- [Problem statement] Show, in full, each line of the data that contains "content".

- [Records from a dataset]
+ + + +

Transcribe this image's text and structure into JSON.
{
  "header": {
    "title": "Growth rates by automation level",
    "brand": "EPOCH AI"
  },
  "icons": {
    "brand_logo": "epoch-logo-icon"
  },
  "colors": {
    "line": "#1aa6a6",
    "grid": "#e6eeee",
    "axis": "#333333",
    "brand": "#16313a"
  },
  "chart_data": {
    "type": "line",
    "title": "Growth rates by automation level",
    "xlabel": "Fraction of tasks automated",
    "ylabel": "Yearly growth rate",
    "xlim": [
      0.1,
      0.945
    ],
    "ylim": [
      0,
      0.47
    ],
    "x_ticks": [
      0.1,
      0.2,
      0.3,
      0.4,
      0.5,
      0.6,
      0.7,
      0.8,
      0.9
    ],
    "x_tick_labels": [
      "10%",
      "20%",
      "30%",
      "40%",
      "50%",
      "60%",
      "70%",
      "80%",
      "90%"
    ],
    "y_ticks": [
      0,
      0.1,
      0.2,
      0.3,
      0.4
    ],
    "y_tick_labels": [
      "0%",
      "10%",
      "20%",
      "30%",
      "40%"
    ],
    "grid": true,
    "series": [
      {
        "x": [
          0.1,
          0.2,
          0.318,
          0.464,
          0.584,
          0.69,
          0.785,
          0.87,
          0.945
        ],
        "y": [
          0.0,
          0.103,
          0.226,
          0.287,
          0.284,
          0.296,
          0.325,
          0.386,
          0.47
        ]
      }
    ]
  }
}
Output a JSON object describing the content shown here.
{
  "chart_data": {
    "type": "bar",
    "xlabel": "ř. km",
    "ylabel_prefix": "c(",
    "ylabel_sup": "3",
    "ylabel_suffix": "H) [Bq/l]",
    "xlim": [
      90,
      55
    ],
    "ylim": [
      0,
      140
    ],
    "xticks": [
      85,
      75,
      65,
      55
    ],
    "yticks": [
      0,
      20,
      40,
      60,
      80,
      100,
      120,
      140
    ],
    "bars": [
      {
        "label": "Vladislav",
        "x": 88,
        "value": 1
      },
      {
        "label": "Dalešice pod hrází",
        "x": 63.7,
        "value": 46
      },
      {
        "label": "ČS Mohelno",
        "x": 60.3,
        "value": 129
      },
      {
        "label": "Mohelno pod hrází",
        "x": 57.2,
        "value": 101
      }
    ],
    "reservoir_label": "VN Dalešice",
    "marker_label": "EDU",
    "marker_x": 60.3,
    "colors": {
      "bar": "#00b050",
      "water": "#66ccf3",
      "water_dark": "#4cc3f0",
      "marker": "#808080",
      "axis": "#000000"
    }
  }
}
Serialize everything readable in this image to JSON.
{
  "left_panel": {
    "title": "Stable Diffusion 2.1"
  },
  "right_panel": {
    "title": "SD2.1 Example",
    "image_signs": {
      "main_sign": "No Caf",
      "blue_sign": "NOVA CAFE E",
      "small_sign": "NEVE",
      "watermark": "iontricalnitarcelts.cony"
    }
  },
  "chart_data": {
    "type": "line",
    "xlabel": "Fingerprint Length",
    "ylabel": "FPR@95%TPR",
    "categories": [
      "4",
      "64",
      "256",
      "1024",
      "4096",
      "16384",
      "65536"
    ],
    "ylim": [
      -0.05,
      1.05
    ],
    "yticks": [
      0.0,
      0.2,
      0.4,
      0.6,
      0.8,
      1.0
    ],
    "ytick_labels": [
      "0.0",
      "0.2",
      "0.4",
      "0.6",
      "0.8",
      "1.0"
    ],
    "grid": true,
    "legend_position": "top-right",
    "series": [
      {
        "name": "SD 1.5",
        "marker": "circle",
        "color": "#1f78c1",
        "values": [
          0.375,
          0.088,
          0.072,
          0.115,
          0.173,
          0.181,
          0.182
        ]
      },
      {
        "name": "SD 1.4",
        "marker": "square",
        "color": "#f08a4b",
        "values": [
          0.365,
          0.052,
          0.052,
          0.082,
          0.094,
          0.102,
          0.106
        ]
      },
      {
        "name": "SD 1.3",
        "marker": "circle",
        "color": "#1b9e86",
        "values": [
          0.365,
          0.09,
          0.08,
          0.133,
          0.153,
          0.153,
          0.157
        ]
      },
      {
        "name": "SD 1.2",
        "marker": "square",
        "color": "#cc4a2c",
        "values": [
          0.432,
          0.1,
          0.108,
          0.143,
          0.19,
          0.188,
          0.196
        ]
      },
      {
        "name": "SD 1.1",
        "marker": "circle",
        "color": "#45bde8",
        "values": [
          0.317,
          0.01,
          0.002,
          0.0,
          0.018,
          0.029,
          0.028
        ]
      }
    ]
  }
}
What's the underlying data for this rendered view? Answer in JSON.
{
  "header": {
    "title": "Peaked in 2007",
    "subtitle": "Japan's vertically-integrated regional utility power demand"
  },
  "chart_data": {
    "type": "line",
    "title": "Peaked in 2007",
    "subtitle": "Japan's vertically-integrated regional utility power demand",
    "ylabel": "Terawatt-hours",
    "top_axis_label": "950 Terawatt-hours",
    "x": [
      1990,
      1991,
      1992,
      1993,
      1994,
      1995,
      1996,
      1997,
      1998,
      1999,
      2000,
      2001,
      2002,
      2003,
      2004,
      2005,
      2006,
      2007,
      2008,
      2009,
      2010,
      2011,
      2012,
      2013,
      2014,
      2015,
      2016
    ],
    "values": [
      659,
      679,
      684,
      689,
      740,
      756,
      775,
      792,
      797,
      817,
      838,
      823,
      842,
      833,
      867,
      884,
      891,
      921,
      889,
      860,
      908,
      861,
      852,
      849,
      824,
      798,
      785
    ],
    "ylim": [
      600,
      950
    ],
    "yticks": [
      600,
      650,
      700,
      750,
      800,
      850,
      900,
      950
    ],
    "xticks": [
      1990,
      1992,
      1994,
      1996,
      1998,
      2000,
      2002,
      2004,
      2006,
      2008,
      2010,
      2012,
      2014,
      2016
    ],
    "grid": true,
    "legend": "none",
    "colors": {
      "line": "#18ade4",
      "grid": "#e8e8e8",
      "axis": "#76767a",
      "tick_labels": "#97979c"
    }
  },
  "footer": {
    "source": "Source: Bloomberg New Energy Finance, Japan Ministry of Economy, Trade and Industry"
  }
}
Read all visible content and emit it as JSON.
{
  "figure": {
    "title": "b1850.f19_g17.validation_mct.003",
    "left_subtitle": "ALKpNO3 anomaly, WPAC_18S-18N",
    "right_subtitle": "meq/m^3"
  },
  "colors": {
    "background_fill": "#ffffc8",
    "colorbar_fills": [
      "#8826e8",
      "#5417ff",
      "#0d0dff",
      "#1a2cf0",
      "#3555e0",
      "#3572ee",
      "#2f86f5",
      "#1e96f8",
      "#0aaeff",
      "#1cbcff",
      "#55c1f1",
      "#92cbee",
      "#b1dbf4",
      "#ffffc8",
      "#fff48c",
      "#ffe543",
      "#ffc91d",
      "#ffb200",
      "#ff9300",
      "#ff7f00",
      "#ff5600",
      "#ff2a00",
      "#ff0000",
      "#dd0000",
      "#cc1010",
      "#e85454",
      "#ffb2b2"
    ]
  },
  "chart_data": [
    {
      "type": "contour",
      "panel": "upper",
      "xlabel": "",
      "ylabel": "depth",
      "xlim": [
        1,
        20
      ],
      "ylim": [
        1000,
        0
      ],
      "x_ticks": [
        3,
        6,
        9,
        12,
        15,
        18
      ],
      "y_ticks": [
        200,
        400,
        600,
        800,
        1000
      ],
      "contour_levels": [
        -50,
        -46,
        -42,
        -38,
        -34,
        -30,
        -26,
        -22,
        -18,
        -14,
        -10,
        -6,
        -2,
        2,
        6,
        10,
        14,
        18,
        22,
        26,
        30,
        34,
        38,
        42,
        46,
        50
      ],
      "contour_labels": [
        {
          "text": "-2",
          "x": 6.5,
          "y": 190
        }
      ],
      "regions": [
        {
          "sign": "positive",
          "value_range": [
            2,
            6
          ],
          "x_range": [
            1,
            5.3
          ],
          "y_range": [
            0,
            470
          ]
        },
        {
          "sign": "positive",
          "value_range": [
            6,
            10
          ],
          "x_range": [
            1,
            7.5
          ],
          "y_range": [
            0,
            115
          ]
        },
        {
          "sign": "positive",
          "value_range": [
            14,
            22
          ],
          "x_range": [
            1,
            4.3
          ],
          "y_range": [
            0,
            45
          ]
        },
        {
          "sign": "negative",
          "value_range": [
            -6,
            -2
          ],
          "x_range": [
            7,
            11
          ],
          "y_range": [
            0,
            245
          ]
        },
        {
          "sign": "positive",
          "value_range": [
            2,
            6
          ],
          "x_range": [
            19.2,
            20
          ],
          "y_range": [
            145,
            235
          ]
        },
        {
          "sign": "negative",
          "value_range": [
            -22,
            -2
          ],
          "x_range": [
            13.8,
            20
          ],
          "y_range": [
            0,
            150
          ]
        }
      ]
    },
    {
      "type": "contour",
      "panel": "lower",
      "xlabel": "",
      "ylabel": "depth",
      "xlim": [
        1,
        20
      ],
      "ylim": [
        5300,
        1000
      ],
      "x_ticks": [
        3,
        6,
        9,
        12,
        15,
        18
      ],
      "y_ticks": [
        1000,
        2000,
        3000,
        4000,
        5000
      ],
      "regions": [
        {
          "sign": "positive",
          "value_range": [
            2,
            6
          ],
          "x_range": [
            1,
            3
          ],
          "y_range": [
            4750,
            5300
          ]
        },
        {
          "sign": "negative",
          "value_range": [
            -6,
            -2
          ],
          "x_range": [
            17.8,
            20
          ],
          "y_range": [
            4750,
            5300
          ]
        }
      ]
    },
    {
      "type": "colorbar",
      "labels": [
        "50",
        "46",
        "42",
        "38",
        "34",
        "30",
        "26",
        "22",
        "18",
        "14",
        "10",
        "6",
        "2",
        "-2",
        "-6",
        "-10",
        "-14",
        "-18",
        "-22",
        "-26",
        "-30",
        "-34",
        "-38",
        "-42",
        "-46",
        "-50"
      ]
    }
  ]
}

+ + + +

- [Exercise output]
Output a JSON object describing the content shown here.
Read all visible content and emit it as JSON.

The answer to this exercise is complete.